### Objective
Write out each line in which the string "title" is present.

### Chart and figure data
* * * *

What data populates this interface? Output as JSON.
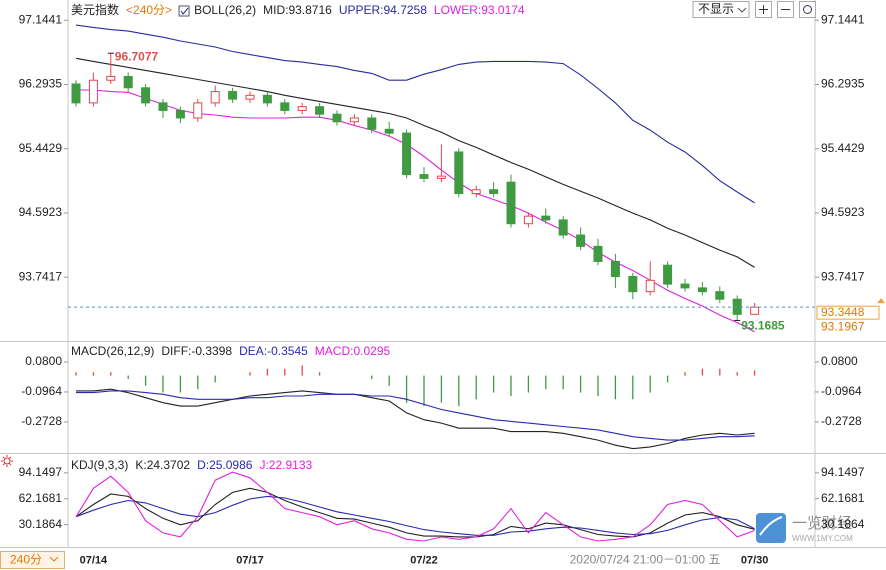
{
  "toolbar": {
    "display_option": "不显示"
  },
  "period_button": "240分",
  "watermark": {
    "brand": "一览财经",
    "url": "WWW.1MY.COM"
  },
  "chart_data": [
    {
      "type": "candlestick",
      "title": "美元指数",
      "period": "<240分>",
      "indicator": "BOLL(26,2)",
      "categories": [
        null,
        "07/14",
        null,
        null,
        null,
        null,
        null,
        null,
        null,
        null,
        "07/17",
        null,
        null,
        null,
        null,
        null,
        null,
        null,
        null,
        null,
        "07/22",
        null,
        null,
        null,
        null,
        null,
        null,
        null,
        null,
        null,
        null,
        null,
        null,
        null,
        null,
        null,
        null,
        null,
        null,
        "07/30"
      ],
      "cursor_label": "2020/07/24 21:00－01:00 五",
      "open": [
        96.3,
        96.05,
        96.35,
        96.4,
        96.25,
        96.05,
        95.95,
        95.85,
        96.05,
        96.2,
        96.1,
        96.15,
        96.05,
        95.95,
        96.0,
        95.9,
        95.8,
        95.85,
        95.7,
        95.65,
        95.1,
        95.05,
        95.4,
        94.85,
        94.9,
        95.0,
        94.45,
        94.55,
        94.5,
        94.3,
        94.15,
        93.95,
        93.75,
        93.55,
        93.9,
        93.65,
        93.6,
        93.55,
        93.45,
        93.25
      ],
      "high": [
        96.35,
        96.45,
        96.7077,
        96.45,
        96.3,
        96.1,
        96.0,
        96.1,
        96.28,
        96.25,
        96.2,
        96.2,
        96.1,
        96.05,
        96.05,
        95.95,
        95.9,
        95.9,
        95.8,
        95.7,
        95.2,
        95.5,
        95.45,
        94.95,
        95.0,
        95.1,
        94.6,
        94.65,
        94.55,
        94.4,
        94.25,
        94.05,
        93.8,
        93.95,
        93.95,
        93.72,
        93.68,
        93.62,
        93.5,
        93.4
      ],
      "low": [
        96.0,
        96.0,
        96.3,
        96.2,
        96.0,
        95.85,
        95.78,
        95.8,
        96.0,
        96.05,
        96.05,
        96.0,
        95.9,
        95.9,
        95.85,
        95.75,
        95.75,
        95.65,
        95.6,
        95.05,
        95.0,
        95.0,
        94.8,
        94.8,
        94.8,
        94.4,
        94.4,
        94.45,
        94.25,
        94.1,
        93.9,
        93.6,
        93.45,
        93.5,
        93.6,
        93.55,
        93.5,
        93.4,
        93.1685,
        93.25
      ],
      "close": [
        96.05,
        96.35,
        96.4,
        96.25,
        96.05,
        95.95,
        95.85,
        96.05,
        96.2,
        96.1,
        96.15,
        96.05,
        95.95,
        96.0,
        95.9,
        95.8,
        95.85,
        95.7,
        95.65,
        95.1,
        95.05,
        95.08,
        94.85,
        94.9,
        94.85,
        94.45,
        94.55,
        94.5,
        94.3,
        94.15,
        93.95,
        93.75,
        93.55,
        93.7,
        93.65,
        93.6,
        93.55,
        93.45,
        93.25,
        93.3448
      ],
      "up_color": "#e5484b",
      "down_color": "#3f9a41",
      "series": [
        {
          "name": "MID:93.8716",
          "color": "#222222",
          "values": [
            96.64,
            96.6,
            96.56,
            96.52,
            96.48,
            96.44,
            96.4,
            96.36,
            96.32,
            96.28,
            96.24,
            96.2,
            96.15,
            96.11,
            96.07,
            96.03,
            95.99,
            95.95,
            95.91,
            95.85,
            95.75,
            95.66,
            95.55,
            95.46,
            95.36,
            95.26,
            95.17,
            95.07,
            94.97,
            94.88,
            94.79,
            94.69,
            94.59,
            94.5,
            94.39,
            94.3,
            94.2,
            94.1,
            94.01,
            93.8716
          ]
        },
        {
          "name": "UPPER:94.7258",
          "color": "#2a2aa0",
          "values": [
            97.08,
            97.05,
            97.02,
            97.0,
            96.96,
            96.92,
            96.87,
            96.83,
            96.79,
            96.73,
            96.69,
            96.65,
            96.61,
            96.59,
            96.56,
            96.53,
            96.48,
            96.44,
            96.35,
            96.35,
            96.43,
            96.49,
            96.56,
            96.59,
            96.6,
            96.6,
            96.6,
            96.59,
            96.57,
            96.42,
            96.24,
            96.05,
            95.82,
            95.69,
            95.53,
            95.4,
            95.22,
            95.02,
            94.87,
            94.7258
          ]
        },
        {
          "name": "LOWER:93.0174",
          "color": "#e020e0",
          "values": [
            96.22,
            96.22,
            96.2,
            96.19,
            96.11,
            96.03,
            95.95,
            95.91,
            95.89,
            95.86,
            95.85,
            95.85,
            95.85,
            95.86,
            95.86,
            95.82,
            95.75,
            95.69,
            95.61,
            95.5,
            95.34,
            95.16,
            94.99,
            94.85,
            94.77,
            94.69,
            94.59,
            94.47,
            94.36,
            94.23,
            94.07,
            93.94,
            93.83,
            93.7,
            93.57,
            93.46,
            93.36,
            93.24,
            93.14,
            93.0174
          ]
        }
      ],
      "last_price": 93.3448,
      "cursor_price": 93.1967,
      "ylim": [
        92.91,
        97.28
      ],
      "yticks": [
        97.1441,
        96.2935,
        95.4429,
        94.5923,
        93.7417
      ]
    },
    {
      "type": "macd",
      "title": "MACD(26,12,9)",
      "series": [
        {
          "name": "DIFF:-0.3398",
          "color": "#222222",
          "values": [
            -0.09,
            -0.09,
            -0.08,
            -0.1,
            -0.13,
            -0.16,
            -0.18,
            -0.18,
            -0.16,
            -0.14,
            -0.12,
            -0.11,
            -0.1,
            -0.09,
            -0.1,
            -0.11,
            -0.11,
            -0.13,
            -0.15,
            -0.22,
            -0.26,
            -0.28,
            -0.31,
            -0.31,
            -0.31,
            -0.33,
            -0.33,
            -0.33,
            -0.34,
            -0.36,
            -0.38,
            -0.41,
            -0.43,
            -0.42,
            -0.4,
            -0.37,
            -0.35,
            -0.34,
            -0.35,
            -0.3398
          ]
        },
        {
          "name": "DEA:-0.3545",
          "color": "#2a2ab0",
          "values": [
            -0.1,
            -0.1,
            -0.09,
            -0.09,
            -0.1,
            -0.11,
            -0.13,
            -0.14,
            -0.14,
            -0.14,
            -0.13,
            -0.13,
            -0.12,
            -0.12,
            -0.11,
            -0.11,
            -0.11,
            -0.12,
            -0.12,
            -0.14,
            -0.17,
            -0.2,
            -0.22,
            -0.24,
            -0.26,
            -0.27,
            -0.28,
            -0.29,
            -0.3,
            -0.31,
            -0.32,
            -0.34,
            -0.36,
            -0.37,
            -0.38,
            -0.38,
            -0.37,
            -0.36,
            -0.36,
            -0.3545
          ]
        },
        {
          "name": "MACD:0.0295",
          "color": "#e020e0",
          "style": "histogram",
          "up_color": "#e5484b",
          "down_color": "#3f9a41",
          "values": [
            0.02,
            0.02,
            0.02,
            -0.02,
            -0.06,
            -0.1,
            -0.1,
            -0.08,
            -0.04,
            0,
            0.02,
            0.04,
            0.04,
            0.06,
            0.02,
            0,
            0,
            -0.02,
            -0.06,
            -0.16,
            -0.18,
            -0.16,
            -0.18,
            -0.14,
            -0.1,
            -0.12,
            -0.1,
            -0.08,
            -0.08,
            -0.1,
            -0.12,
            -0.14,
            -0.14,
            -0.1,
            -0.04,
            0.02,
            0.04,
            0.04,
            0.02,
            0.0295
          ]
        }
      ],
      "ylim": [
        -0.45,
        0.18
      ],
      "yticks": [
        {
          "value": 0.08,
          "label": "0.0800"
        },
        -0.0964,
        -0.2728
      ]
    },
    {
      "type": "line",
      "title": "KDJ(9,3,3)",
      "series": [
        {
          "name": "K:24.3702",
          "color": "#222222",
          "values": [
            40,
            55,
            68,
            65,
            50,
            38,
            30,
            35,
            55,
            70,
            75,
            70,
            60,
            52,
            45,
            38,
            37,
            32,
            27,
            20,
            16,
            16,
            15,
            15,
            18,
            28,
            25,
            32,
            30,
            24,
            18,
            16,
            15,
            20,
            32,
            42,
            45,
            40,
            30,
            24.3702
          ]
        },
        {
          "name": "D:25.0986",
          "color": "#2a2ab0",
          "values": [
            40,
            48,
            55,
            60,
            57,
            50,
            43,
            40,
            45,
            54,
            62,
            65,
            63,
            58,
            52,
            46,
            42,
            38,
            34,
            29,
            24,
            21,
            19,
            17,
            17,
            21,
            22,
            25,
            27,
            26,
            23,
            20,
            18,
            19,
            23,
            30,
            36,
            39,
            36,
            25.0986
          ]
        },
        {
          "name": "J:22.9133",
          "color": "#e020e0",
          "values": [
            40,
            75,
            90,
            70,
            35,
            20,
            15,
            40,
            85,
            95,
            88,
            70,
            50,
            45,
            40,
            30,
            35,
            25,
            20,
            12,
            10,
            15,
            12,
            15,
            25,
            50,
            20,
            45,
            30,
            15,
            10,
            12,
            15,
            30,
            55,
            60,
            55,
            35,
            15,
            22.9133
          ]
        }
      ],
      "ylim": [
        5,
        110
      ],
      "yticks": [
        94.1497,
        62.1681,
        30.1864
      ]
    }
  ]
}
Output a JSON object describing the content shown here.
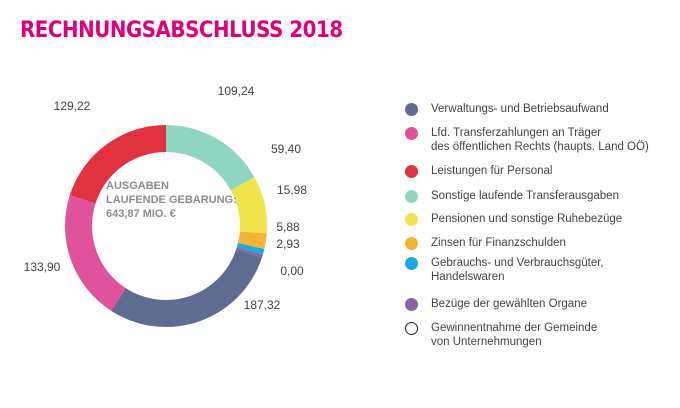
{
  "chart_data": {
    "type": "donut",
    "title": "RECHNUNGSABSCHLUSS 2018",
    "center_label": [
      "AUSGABEN",
      "LAUFENDE GEBARUNG:",
      "643,87 MIO. €"
    ],
    "categories": [
      "Verwaltungs- und Betriebsaufwand",
      "Lfd. Transferzahlungen an Träger\ndes öffentlichen Rechts (haupts. Land OÖ)",
      "Leistungen für Personal",
      "Sonstige laufende Transferausgaben",
      "Pensionen und sonstige Ruhebezüge",
      "Zinsen für Finanzschulden",
      "Gebrauchs- und Verbrauchsgüter,\nHandelswaren",
      "Bezüge der gewählten Organe",
      "Gewinnentnahme der Gemeinde\nvon Unternehmungen"
    ],
    "values": [
      187.32,
      133.9,
      129.22,
      109.24,
      59.4,
      15.98,
      5.88,
      2.93,
      0.0
    ],
    "value_labels": [
      "187,32",
      "133,90",
      "129,22",
      "109,24",
      "59,40",
      "15,98",
      "5,88",
      "2,93",
      "0,00"
    ],
    "colors": [
      "#5f6c91",
      "#e0529b",
      "#e2323f",
      "#90d5c2",
      "#f1e34c",
      "#f5b335",
      "#1ea8e0",
      "#8b63a8",
      "#ffffff"
    ]
  }
}
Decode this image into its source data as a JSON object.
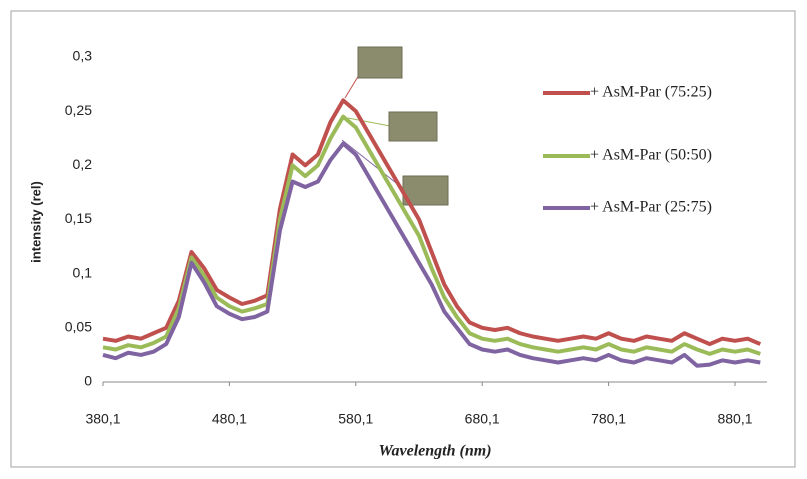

* * * *

### Task solution
      "title": "美元指数",
      "title": "MACD(26,12,9)",
      "title": "KDJ(9,3,3)",
    "title": "RECHNUNGSABSCHLUSS 2018",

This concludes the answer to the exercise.